**Exercise details**
Here are some records; copy every line that holds the word "JSON".

**The records**
* begin *
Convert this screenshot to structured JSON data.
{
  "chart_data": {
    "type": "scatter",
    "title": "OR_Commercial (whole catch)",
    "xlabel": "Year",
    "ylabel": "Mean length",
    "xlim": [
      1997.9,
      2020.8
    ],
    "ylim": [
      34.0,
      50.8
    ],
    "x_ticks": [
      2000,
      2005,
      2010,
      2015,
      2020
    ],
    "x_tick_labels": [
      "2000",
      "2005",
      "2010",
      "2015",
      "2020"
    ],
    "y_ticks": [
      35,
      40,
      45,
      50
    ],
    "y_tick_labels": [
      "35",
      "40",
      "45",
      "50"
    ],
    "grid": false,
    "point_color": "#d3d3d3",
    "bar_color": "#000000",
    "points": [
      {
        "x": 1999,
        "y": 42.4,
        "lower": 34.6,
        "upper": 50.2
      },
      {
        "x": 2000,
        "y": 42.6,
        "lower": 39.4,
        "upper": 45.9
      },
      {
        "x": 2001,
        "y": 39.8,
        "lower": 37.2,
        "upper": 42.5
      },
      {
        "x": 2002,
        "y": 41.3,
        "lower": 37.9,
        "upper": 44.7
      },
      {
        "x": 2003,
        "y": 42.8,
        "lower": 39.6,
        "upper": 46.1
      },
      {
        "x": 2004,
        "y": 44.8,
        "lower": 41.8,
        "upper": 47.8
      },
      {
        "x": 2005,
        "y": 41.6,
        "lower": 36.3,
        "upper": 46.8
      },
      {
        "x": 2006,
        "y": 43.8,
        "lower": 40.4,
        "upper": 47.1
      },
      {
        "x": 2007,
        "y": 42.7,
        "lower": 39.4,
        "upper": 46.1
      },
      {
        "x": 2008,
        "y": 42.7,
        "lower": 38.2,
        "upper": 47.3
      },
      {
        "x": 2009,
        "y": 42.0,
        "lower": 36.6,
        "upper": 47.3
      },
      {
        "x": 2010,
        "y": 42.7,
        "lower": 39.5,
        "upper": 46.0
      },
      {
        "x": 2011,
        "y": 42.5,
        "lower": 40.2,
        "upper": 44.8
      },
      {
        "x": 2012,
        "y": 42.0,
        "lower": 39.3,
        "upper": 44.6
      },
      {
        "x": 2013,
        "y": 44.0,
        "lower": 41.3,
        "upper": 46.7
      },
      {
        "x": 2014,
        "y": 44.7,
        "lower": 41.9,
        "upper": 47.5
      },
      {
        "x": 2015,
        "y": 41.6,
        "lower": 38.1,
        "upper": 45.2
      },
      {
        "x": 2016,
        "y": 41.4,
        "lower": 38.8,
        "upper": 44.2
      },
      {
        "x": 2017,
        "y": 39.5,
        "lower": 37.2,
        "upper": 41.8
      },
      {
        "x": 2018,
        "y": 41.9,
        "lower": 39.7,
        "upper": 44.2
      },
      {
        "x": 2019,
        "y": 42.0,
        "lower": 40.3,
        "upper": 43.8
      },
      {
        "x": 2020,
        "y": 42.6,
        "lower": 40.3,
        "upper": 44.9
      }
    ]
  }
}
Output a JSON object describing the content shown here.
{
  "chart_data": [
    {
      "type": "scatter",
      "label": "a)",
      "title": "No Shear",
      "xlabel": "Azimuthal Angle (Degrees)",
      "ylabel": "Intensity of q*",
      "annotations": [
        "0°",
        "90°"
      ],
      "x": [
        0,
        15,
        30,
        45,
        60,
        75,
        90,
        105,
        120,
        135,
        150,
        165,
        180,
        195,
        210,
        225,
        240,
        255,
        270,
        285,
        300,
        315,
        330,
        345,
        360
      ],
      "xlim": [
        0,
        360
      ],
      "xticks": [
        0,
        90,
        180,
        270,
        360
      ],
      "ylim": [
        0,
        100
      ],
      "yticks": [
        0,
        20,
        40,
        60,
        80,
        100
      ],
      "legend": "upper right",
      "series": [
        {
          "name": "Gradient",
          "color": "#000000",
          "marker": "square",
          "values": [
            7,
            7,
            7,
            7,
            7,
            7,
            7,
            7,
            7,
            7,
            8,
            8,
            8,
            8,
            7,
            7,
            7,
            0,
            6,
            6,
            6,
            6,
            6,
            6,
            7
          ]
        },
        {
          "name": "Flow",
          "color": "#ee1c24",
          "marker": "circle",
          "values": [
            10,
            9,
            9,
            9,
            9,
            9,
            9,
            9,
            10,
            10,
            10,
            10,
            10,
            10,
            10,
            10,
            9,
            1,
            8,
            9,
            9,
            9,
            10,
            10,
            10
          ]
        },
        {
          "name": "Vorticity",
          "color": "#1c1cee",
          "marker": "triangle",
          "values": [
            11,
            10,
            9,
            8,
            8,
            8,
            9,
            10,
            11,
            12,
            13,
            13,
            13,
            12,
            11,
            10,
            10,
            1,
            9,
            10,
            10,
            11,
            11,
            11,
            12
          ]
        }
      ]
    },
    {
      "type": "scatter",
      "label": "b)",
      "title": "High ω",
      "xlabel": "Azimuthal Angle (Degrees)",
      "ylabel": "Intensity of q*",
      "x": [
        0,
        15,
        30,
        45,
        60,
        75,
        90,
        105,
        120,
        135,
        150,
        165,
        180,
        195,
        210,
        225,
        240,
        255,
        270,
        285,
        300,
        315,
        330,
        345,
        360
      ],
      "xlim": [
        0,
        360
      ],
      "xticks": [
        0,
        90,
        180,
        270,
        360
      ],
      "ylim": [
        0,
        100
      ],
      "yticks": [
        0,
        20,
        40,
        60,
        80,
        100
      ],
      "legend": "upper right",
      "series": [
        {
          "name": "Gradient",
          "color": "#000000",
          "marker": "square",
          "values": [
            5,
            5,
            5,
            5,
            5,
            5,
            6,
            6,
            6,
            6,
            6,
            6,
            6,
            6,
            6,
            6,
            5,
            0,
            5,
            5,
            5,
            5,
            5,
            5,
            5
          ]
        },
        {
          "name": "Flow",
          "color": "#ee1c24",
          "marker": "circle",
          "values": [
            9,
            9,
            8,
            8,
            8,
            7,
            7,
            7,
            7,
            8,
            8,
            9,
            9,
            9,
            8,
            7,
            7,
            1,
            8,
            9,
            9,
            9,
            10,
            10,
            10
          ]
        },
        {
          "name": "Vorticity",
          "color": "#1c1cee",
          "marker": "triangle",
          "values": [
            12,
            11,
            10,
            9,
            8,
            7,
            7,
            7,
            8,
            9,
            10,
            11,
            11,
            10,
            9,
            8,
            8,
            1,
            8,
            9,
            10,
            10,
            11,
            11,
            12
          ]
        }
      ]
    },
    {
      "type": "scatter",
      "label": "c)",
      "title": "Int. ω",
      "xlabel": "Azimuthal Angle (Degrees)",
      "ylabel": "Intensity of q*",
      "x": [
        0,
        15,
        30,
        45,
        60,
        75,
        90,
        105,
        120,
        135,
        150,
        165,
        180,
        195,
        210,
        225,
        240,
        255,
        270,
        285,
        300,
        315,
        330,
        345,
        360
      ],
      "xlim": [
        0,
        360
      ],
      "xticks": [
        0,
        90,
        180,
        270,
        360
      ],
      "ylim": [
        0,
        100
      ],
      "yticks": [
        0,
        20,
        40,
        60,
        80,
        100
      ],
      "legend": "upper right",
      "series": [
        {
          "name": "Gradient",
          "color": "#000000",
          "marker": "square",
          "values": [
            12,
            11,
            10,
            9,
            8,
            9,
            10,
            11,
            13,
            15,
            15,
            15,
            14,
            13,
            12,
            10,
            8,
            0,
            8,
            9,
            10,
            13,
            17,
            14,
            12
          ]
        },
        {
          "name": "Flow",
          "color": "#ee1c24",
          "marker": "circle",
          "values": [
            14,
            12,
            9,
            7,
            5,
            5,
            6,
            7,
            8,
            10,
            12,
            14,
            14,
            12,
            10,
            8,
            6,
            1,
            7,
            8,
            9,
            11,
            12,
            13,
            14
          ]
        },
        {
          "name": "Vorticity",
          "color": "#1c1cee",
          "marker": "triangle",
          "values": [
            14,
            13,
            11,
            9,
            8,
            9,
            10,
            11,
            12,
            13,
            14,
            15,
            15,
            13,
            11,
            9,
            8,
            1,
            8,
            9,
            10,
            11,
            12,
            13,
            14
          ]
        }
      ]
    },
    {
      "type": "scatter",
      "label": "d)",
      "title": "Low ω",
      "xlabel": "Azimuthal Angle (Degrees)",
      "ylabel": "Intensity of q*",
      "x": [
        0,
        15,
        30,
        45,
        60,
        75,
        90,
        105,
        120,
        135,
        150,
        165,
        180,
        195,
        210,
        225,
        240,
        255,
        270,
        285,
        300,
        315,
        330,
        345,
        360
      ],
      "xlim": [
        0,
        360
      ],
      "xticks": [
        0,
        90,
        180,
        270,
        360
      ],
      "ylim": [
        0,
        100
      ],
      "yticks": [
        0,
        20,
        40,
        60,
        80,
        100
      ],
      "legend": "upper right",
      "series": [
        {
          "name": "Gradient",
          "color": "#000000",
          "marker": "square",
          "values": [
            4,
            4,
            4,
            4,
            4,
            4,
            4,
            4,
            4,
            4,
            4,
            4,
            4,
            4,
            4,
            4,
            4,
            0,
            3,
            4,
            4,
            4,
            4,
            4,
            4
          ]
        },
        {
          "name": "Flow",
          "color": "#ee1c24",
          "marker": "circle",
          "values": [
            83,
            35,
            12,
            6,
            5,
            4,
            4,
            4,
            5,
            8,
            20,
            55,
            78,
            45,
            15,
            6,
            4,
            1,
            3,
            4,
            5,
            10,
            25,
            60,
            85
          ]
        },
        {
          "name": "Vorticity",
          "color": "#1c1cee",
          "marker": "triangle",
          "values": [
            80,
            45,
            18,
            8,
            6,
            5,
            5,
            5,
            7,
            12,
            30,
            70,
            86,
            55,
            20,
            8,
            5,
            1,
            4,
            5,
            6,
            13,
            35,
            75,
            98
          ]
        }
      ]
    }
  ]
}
* end *
**Full solution**
Convert this screenshot to structured JSON data.
Output a JSON object describing the content shown here.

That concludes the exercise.